## GIVEN TASK
Return each line of the data below exactly, omitting any pictures.

● ● ● ● ●

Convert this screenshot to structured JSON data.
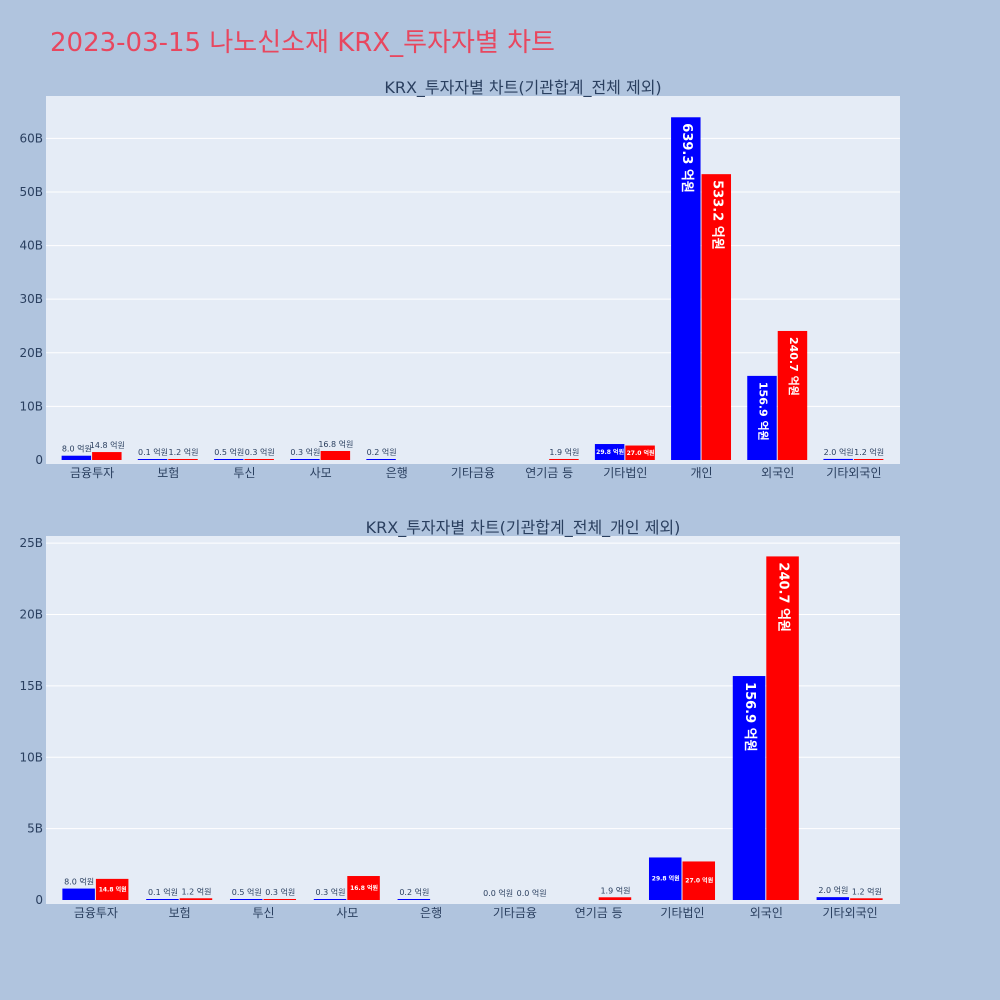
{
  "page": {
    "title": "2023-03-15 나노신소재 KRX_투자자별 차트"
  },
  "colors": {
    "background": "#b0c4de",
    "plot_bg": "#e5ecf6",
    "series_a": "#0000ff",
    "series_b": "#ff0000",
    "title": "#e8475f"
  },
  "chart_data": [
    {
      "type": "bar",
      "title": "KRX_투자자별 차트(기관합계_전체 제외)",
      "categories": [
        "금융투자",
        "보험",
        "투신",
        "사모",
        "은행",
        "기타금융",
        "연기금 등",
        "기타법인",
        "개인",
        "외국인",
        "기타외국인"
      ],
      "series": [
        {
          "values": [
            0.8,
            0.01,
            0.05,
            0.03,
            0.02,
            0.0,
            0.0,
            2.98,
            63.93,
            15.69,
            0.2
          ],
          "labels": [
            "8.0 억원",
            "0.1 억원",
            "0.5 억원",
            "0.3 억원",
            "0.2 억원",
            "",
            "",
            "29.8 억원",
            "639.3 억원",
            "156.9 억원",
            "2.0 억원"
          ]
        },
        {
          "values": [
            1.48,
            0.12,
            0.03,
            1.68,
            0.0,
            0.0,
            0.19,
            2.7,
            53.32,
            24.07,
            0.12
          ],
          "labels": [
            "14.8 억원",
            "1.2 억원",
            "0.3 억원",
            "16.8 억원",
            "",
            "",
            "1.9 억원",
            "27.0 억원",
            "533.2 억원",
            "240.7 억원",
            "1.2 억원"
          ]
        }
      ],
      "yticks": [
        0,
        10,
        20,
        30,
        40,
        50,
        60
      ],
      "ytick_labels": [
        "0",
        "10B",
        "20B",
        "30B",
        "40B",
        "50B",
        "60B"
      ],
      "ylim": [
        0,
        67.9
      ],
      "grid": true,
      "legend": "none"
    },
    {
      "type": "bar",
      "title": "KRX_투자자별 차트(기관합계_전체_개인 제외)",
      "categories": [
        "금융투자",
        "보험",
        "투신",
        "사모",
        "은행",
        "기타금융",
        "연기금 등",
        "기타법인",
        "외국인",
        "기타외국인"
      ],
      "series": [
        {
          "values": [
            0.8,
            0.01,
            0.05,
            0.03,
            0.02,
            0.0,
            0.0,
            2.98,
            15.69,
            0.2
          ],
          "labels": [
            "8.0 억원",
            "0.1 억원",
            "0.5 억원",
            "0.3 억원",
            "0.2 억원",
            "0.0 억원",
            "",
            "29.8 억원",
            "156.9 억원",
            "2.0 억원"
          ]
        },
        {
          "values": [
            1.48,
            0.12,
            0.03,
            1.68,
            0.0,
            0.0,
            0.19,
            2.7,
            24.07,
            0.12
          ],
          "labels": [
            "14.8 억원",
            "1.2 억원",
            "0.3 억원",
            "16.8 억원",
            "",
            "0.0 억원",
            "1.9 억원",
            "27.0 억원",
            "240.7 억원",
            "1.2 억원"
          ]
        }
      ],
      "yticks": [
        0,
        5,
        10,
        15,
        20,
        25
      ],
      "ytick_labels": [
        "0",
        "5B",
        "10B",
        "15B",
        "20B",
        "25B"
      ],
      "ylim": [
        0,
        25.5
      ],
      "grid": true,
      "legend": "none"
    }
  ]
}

● ● ● ● ●

## EXPECTED ANSWER
Convert this screenshot to structured JSON data.
{
  "page": {
    "title": "2023-03-15 나노신소재 KRX_투자자별 차트"
  },
  "colors": {
    "background": "#b0c4de",
    "plot_bg": "#e5ecf6",
    "series_a": "#0000ff",
    "series_b": "#ff0000",
    "title": "#e8475f"
  },
  "chart_data": [
    {
      "type": "bar",
      "title": "KRX_투자자별 차트(기관합계_전체 제외)",
      "categories": [
        "금융투자",
        "보험",
        "투신",
        "사모",
        "은행",
        "기타금융",
        "연기금 등",
        "기타법인",
        "개인",
        "외국인",
        "기타외국인"
      ],
      "series": [
        {
          "values": [
            0.8,
            0.01,
            0.05,
            0.03,
            0.02,
            0.0,
            0.0,
            2.98,
            63.93,
            15.69,
            0.2
          ],
          "labels": [
            "8.0 억원",
            "0.1 억원",
            "0.5 억원",
            "0.3 억원",
            "0.2 억원",
            "",
            "",
            "29.8 억원",
            "639.3 억원",
            "156.9 억원",
            "2.0 억원"
          ]
        },
        {
          "values": [
            1.48,
            0.12,
            0.03,
            1.68,
            0.0,
            0.0,
            0.19,
            2.7,
            53.32,
            24.07,
            0.12
          ],
          "labels": [
            "14.8 억원",
            "1.2 억원",
            "0.3 억원",
            "16.8 억원",
            "",
            "",
            "1.9 억원",
            "27.0 억원",
            "533.2 억원",
            "240.7 억원",
            "1.2 억원"
          ]
        }
      ],
      "yticks": [
        0,
        10,
        20,
        30,
        40,
        50,
        60
      ],
      "ytick_labels": [
        "0",
        "10B",
        "20B",
        "30B",
        "40B",
        "50B",
        "60B"
      ],
      "ylim": [
        0,
        67.9
      ],
      "grid": true,
      "legend": "none"
    },
    {
      "type": "bar",
      "title": "KRX_투자자별 차트(기관합계_전체_개인 제외)",
      "categories": [
        "금융투자",
        "보험",
        "투신",
        "사모",
        "은행",
        "기타금융",
        "연기금 등",
        "기타법인",
        "외국인",
        "기타외국인"
      ],
      "series": [
        {
          "values": [
            0.8,
            0.01,
            0.05,
            0.03,
            0.02,
            0.0,
            0.0,
            2.98,
            15.69,
            0.2
          ],
          "labels": [
            "8.0 억원",
            "0.1 억원",
            "0.5 억원",
            "0.3 억원",
            "0.2 억원",
            "0.0 억원",
            "",
            "29.8 억원",
            "156.9 억원",
            "2.0 억원"
          ]
        },
        {
          "values": [
            1.48,
            0.12,
            0.03,
            1.68,
            0.0,
            0.0,
            0.19,
            2.7,
            24.07,
            0.12
          ],
          "labels": [
            "14.8 억원",
            "1.2 억원",
            "0.3 억원",
            "16.8 억원",
            "",
            "0.0 억원",
            "1.9 억원",
            "27.0 억원",
            "240.7 억원",
            "1.2 억원"
          ]
        }
      ],
      "yticks": [
        0,
        5,
        10,
        15,
        20,
        25
      ],
      "ytick_labels": [
        "0",
        "5B",
        "10B",
        "15B",
        "20B",
        "25B"
      ],
      "ylim": [
        0,
        25.5
      ],
      "grid": true,
      "legend": "none"
    }
  ]
}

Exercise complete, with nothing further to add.